• Data
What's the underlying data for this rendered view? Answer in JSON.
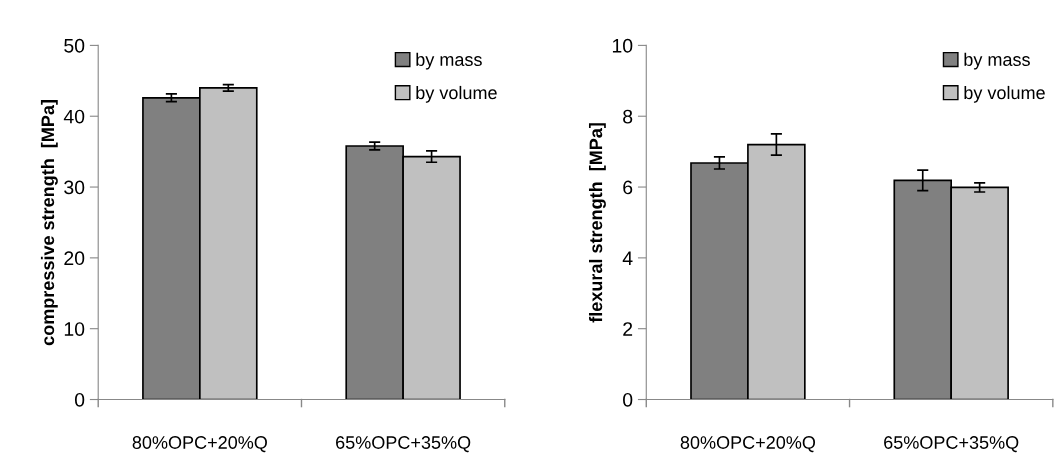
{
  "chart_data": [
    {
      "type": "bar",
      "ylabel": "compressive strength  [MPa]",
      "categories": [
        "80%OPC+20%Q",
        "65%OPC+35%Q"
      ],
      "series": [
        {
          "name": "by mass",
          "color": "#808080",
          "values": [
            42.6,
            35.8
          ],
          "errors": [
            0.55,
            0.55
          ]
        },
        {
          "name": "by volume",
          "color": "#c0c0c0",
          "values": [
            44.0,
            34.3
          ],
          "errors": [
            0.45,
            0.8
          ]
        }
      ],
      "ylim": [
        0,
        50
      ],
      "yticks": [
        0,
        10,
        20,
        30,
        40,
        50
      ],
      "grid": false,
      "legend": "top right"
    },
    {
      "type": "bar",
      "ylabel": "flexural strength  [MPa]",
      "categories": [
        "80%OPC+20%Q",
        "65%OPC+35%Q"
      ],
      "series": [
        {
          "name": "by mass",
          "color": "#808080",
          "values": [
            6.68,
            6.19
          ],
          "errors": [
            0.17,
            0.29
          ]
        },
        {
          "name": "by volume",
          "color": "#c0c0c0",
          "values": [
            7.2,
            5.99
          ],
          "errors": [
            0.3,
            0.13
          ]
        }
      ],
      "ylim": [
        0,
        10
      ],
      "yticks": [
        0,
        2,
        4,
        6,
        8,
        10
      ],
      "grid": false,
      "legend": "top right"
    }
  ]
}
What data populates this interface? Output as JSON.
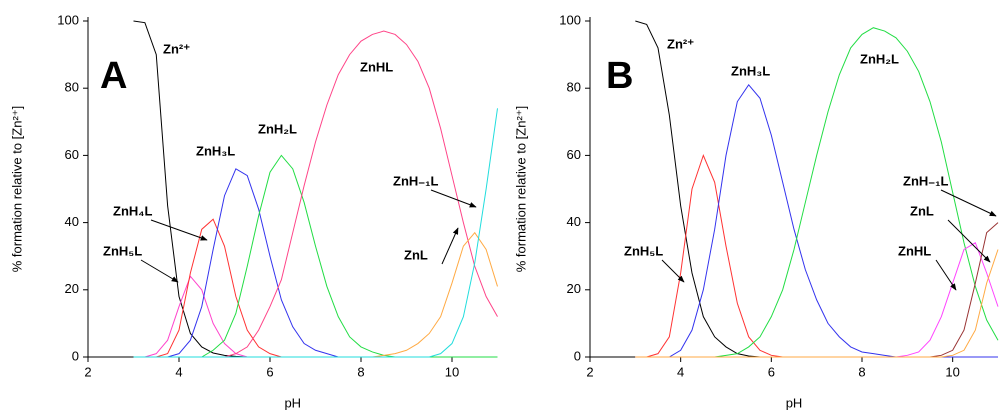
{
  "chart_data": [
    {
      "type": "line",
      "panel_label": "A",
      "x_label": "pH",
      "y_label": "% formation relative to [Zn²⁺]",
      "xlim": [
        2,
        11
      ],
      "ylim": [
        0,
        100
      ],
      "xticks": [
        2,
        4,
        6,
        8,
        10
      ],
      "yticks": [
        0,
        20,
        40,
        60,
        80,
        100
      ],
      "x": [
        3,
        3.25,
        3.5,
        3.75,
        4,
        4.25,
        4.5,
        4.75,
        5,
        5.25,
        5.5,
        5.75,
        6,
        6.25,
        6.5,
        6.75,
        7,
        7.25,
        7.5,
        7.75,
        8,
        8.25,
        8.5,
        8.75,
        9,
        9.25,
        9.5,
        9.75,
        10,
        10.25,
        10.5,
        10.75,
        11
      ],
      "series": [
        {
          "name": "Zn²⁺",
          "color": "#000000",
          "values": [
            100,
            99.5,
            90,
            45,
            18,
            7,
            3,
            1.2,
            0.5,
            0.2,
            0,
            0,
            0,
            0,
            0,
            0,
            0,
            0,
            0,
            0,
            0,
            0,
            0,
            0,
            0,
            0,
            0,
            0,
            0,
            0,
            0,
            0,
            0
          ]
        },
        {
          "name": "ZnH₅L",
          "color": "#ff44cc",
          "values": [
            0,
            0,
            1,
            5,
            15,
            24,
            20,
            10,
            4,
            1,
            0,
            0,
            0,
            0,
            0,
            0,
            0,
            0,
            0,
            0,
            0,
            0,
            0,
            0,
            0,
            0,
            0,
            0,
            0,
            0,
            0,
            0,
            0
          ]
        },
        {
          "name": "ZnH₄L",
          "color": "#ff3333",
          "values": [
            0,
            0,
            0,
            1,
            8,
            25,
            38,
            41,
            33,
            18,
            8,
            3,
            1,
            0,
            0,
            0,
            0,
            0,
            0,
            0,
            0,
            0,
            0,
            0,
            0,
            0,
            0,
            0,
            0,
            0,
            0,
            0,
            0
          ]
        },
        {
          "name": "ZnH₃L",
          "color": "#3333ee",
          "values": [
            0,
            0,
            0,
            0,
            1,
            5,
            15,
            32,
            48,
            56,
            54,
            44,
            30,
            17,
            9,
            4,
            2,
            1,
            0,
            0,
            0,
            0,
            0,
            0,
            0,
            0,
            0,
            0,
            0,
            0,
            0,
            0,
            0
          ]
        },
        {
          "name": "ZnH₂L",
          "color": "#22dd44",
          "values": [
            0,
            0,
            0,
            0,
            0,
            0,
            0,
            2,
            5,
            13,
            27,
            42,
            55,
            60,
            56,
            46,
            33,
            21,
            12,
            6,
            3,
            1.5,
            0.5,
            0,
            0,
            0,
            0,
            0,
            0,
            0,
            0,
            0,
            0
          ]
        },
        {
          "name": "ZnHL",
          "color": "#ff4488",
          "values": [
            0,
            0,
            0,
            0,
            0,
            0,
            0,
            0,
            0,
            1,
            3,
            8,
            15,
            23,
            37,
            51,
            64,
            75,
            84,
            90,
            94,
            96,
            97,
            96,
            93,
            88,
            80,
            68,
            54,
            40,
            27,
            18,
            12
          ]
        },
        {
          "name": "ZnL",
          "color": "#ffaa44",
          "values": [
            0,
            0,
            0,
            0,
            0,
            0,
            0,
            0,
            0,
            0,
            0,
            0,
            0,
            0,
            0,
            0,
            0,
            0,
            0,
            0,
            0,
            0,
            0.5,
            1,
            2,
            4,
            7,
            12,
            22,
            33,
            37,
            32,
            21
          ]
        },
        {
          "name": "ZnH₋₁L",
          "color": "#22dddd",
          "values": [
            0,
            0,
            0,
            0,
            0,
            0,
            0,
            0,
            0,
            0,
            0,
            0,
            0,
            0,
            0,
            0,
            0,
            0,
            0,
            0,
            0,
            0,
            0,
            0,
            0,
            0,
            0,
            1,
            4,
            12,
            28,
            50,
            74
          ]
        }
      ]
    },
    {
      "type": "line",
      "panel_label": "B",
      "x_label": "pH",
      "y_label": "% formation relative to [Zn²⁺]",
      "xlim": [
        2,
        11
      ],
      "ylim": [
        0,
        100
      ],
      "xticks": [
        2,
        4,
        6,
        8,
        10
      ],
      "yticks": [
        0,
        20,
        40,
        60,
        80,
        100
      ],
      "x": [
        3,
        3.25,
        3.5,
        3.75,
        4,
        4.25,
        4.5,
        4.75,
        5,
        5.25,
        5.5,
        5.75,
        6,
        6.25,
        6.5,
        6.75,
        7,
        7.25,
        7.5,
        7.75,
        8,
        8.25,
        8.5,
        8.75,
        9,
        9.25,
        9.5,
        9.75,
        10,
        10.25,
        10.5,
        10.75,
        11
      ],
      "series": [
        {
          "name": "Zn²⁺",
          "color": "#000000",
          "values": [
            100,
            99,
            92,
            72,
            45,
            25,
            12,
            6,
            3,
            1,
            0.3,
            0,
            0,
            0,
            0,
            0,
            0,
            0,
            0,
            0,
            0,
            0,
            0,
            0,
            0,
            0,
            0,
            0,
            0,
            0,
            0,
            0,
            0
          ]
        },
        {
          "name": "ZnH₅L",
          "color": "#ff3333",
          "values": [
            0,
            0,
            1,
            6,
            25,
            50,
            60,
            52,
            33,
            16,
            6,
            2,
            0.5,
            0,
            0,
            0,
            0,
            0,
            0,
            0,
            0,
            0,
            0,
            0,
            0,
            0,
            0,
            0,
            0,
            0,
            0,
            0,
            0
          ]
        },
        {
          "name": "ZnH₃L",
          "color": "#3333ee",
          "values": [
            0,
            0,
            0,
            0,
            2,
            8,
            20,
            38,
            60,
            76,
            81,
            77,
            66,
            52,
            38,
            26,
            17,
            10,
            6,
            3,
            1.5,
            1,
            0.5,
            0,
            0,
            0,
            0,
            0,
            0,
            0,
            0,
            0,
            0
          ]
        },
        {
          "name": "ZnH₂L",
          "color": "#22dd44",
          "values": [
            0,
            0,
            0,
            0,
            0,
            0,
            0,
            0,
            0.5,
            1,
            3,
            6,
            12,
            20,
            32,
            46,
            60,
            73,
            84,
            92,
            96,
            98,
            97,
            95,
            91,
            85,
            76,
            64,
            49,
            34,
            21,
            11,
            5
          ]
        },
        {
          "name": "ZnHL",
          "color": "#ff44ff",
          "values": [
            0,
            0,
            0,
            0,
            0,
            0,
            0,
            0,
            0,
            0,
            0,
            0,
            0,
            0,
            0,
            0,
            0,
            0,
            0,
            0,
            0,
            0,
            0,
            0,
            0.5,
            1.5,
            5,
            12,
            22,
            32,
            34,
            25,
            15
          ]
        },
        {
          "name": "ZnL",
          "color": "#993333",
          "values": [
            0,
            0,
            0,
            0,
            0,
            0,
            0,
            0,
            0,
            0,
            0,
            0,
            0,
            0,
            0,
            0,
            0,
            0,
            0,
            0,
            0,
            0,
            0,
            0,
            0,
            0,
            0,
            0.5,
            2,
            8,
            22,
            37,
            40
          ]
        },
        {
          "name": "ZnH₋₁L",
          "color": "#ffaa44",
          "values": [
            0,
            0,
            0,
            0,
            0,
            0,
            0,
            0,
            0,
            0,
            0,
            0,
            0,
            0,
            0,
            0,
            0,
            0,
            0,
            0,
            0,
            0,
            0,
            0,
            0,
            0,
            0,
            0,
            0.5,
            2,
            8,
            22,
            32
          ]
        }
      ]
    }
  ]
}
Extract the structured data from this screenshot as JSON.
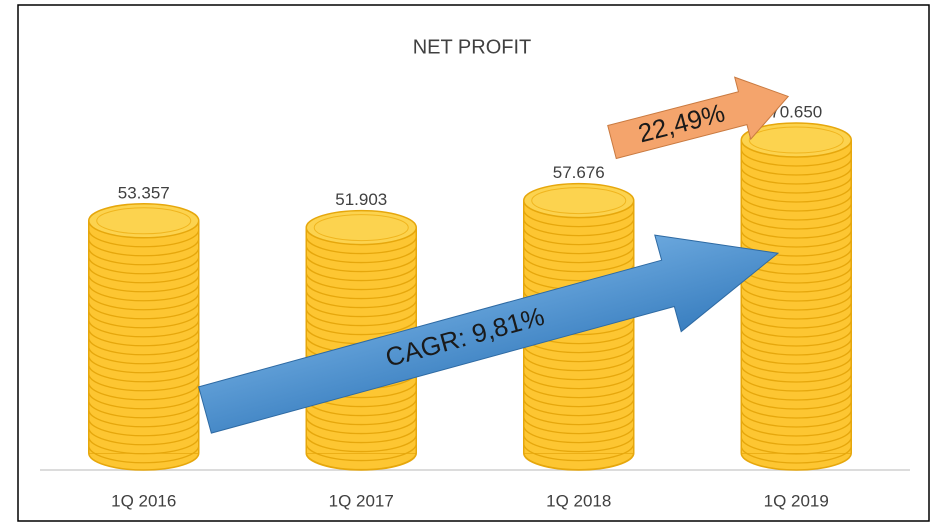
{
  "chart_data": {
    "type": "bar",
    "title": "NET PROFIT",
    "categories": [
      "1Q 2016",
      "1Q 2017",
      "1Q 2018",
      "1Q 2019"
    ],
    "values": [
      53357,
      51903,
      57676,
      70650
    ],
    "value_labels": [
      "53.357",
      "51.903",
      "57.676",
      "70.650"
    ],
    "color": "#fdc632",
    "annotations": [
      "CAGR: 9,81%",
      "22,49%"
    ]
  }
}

--

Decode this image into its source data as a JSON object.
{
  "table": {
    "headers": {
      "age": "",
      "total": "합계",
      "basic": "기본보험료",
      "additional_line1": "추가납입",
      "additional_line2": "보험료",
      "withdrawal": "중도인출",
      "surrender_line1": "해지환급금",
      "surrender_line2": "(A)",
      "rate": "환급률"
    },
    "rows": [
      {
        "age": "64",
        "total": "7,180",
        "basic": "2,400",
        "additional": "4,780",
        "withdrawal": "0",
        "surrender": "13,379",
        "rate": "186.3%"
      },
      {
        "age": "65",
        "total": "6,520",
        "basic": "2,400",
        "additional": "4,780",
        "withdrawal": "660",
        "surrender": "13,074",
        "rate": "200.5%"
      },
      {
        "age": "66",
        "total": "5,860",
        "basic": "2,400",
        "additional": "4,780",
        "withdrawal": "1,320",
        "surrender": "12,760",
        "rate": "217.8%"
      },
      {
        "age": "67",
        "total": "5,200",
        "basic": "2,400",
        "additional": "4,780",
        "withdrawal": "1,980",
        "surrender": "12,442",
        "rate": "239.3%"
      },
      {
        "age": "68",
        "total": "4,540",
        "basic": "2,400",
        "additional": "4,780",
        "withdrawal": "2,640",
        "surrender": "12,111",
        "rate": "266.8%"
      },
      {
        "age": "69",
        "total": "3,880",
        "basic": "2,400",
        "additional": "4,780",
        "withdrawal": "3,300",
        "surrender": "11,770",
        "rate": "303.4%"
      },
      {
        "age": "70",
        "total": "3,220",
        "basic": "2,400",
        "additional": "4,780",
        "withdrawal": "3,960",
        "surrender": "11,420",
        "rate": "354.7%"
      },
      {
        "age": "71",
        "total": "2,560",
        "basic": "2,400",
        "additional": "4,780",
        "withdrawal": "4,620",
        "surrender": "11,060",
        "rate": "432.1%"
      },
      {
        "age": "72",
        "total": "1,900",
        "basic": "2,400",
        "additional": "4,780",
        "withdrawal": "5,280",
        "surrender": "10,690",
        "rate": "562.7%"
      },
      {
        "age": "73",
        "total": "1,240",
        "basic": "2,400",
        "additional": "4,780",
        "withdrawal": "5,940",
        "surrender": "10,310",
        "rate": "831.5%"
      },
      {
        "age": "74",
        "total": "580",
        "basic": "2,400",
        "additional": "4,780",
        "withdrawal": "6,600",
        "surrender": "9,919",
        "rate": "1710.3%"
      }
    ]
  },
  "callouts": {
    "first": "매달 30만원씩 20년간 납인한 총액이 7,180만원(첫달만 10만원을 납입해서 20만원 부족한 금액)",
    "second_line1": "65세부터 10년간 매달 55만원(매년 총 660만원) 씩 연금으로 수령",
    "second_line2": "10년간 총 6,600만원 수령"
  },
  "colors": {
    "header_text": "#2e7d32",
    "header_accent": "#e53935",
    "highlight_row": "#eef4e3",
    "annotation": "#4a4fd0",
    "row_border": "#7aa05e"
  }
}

• Short exercise
Tally up the lines holding the word "rate" in the data above, and answer with that figure only.

• Task solution
12